Set exercise:
Reproduce every entry below precisely. Pictures are excluded from the copy.

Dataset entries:
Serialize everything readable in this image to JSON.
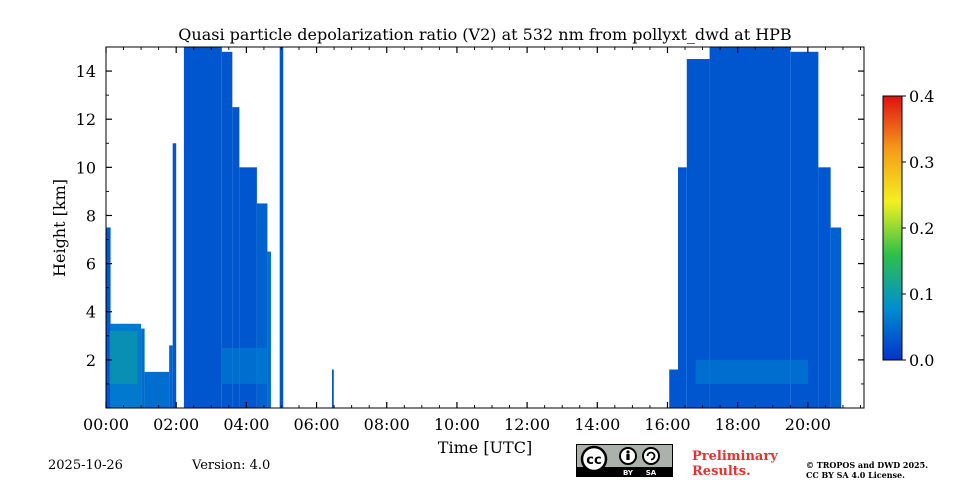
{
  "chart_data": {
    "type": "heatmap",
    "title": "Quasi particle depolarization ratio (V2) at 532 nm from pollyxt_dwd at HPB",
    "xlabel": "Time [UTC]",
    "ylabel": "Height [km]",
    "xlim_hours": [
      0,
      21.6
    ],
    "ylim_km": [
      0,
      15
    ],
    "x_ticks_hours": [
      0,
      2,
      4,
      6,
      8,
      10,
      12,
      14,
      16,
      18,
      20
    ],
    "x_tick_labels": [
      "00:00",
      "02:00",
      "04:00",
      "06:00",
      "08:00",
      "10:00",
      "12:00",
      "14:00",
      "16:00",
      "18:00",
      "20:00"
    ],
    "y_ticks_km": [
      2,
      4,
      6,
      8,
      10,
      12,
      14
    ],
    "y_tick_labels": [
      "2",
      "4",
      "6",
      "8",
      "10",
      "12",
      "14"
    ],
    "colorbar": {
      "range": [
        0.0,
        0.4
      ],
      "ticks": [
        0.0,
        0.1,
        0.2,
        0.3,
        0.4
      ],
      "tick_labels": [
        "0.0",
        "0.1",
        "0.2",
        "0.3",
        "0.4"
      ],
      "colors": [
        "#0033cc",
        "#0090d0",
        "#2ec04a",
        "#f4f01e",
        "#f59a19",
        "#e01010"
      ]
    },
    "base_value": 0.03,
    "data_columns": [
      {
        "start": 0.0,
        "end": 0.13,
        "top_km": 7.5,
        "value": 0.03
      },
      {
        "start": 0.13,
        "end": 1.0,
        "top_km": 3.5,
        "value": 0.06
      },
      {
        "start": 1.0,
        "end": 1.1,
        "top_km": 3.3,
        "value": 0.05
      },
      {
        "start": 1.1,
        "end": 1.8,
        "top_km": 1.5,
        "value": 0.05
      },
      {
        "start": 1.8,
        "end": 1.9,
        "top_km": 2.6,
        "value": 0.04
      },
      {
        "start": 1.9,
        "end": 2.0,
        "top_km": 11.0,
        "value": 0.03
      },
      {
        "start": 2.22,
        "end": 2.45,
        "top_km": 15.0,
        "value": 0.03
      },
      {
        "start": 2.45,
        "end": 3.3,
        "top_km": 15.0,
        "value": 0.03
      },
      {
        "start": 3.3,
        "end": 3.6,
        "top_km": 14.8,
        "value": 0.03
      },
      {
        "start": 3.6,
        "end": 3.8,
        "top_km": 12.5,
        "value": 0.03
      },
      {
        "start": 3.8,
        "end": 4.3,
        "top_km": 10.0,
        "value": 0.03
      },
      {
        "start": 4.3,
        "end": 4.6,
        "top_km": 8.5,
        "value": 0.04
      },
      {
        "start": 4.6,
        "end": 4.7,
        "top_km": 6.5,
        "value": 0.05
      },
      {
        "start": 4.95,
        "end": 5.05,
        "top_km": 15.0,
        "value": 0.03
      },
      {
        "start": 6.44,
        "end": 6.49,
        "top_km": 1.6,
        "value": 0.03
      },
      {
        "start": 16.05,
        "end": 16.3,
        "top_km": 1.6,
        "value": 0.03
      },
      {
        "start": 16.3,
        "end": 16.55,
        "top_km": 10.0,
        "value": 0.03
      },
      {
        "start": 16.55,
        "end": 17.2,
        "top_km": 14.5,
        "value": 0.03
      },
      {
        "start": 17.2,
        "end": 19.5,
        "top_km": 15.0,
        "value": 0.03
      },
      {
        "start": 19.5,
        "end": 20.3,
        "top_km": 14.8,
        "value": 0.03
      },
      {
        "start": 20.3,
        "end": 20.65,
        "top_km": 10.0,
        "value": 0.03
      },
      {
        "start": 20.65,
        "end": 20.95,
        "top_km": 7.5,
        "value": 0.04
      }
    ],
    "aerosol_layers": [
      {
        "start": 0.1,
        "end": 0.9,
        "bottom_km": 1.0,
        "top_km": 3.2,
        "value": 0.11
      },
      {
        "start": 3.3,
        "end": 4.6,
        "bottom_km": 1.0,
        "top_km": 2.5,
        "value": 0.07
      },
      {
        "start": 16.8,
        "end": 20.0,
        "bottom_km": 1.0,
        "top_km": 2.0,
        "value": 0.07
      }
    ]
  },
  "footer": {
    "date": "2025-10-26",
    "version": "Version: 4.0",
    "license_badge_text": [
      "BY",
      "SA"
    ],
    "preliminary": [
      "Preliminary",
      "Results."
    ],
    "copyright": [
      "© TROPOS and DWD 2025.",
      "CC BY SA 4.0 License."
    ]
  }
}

The result:
Serialize everything readable in this image to JSON.
{
  "chart_data": {
    "type": "heatmap",
    "title": "Quasi particle depolarization ratio (V2) at 532 nm from pollyxt_dwd at HPB",
    "xlabel": "Time [UTC]",
    "ylabel": "Height [km]",
    "xlim_hours": [
      0,
      21.6
    ],
    "ylim_km": [
      0,
      15
    ],
    "x_ticks_hours": [
      0,
      2,
      4,
      6,
      8,
      10,
      12,
      14,
      16,
      18,
      20
    ],
    "x_tick_labels": [
      "00:00",
      "02:00",
      "04:00",
      "06:00",
      "08:00",
      "10:00",
      "12:00",
      "14:00",
      "16:00",
      "18:00",
      "20:00"
    ],
    "y_ticks_km": [
      2,
      4,
      6,
      8,
      10,
      12,
      14
    ],
    "y_tick_labels": [
      "2",
      "4",
      "6",
      "8",
      "10",
      "12",
      "14"
    ],
    "colorbar": {
      "range": [
        0.0,
        0.4
      ],
      "ticks": [
        0.0,
        0.1,
        0.2,
        0.3,
        0.4
      ],
      "tick_labels": [
        "0.0",
        "0.1",
        "0.2",
        "0.3",
        "0.4"
      ],
      "colors": [
        "#0033cc",
        "#0090d0",
        "#2ec04a",
        "#f4f01e",
        "#f59a19",
        "#e01010"
      ]
    },
    "base_value": 0.03,
    "data_columns": [
      {
        "start": 0.0,
        "end": 0.13,
        "top_km": 7.5,
        "value": 0.03
      },
      {
        "start": 0.13,
        "end": 1.0,
        "top_km": 3.5,
        "value": 0.06
      },
      {
        "start": 1.0,
        "end": 1.1,
        "top_km": 3.3,
        "value": 0.05
      },
      {
        "start": 1.1,
        "end": 1.8,
        "top_km": 1.5,
        "value": 0.05
      },
      {
        "start": 1.8,
        "end": 1.9,
        "top_km": 2.6,
        "value": 0.04
      },
      {
        "start": 1.9,
        "end": 2.0,
        "top_km": 11.0,
        "value": 0.03
      },
      {
        "start": 2.22,
        "end": 2.45,
        "top_km": 15.0,
        "value": 0.03
      },
      {
        "start": 2.45,
        "end": 3.3,
        "top_km": 15.0,
        "value": 0.03
      },
      {
        "start": 3.3,
        "end": 3.6,
        "top_km": 14.8,
        "value": 0.03
      },
      {
        "start": 3.6,
        "end": 3.8,
        "top_km": 12.5,
        "value": 0.03
      },
      {
        "start": 3.8,
        "end": 4.3,
        "top_km": 10.0,
        "value": 0.03
      },
      {
        "start": 4.3,
        "end": 4.6,
        "top_km": 8.5,
        "value": 0.04
      },
      {
        "start": 4.6,
        "end": 4.7,
        "top_km": 6.5,
        "value": 0.05
      },
      {
        "start": 4.95,
        "end": 5.05,
        "top_km": 15.0,
        "value": 0.03
      },
      {
        "start": 6.44,
        "end": 6.49,
        "top_km": 1.6,
        "value": 0.03
      },
      {
        "start": 16.05,
        "end": 16.3,
        "top_km": 1.6,
        "value": 0.03
      },
      {
        "start": 16.3,
        "end": 16.55,
        "top_km": 10.0,
        "value": 0.03
      },
      {
        "start": 16.55,
        "end": 17.2,
        "top_km": 14.5,
        "value": 0.03
      },
      {
        "start": 17.2,
        "end": 19.5,
        "top_km": 15.0,
        "value": 0.03
      },
      {
        "start": 19.5,
        "end": 20.3,
        "top_km": 14.8,
        "value": 0.03
      },
      {
        "start": 20.3,
        "end": 20.65,
        "top_km": 10.0,
        "value": 0.03
      },
      {
        "start": 20.65,
        "end": 20.95,
        "top_km": 7.5,
        "value": 0.04
      }
    ],
    "aerosol_layers": [
      {
        "start": 0.1,
        "end": 0.9,
        "bottom_km": 1.0,
        "top_km": 3.2,
        "value": 0.11
      },
      {
        "start": 3.3,
        "end": 4.6,
        "bottom_km": 1.0,
        "top_km": 2.5,
        "value": 0.07
      },
      {
        "start": 16.8,
        "end": 20.0,
        "bottom_km": 1.0,
        "top_km": 2.0,
        "value": 0.07
      }
    ]
  },
  "footer": {
    "date": "2025-10-26",
    "version": "Version: 4.0",
    "license_badge_text": [
      "BY",
      "SA"
    ],
    "preliminary": [
      "Preliminary",
      "Results."
    ],
    "copyright": [
      "© TROPOS and DWD 2025.",
      "CC BY SA 4.0 License."
    ]
  }
}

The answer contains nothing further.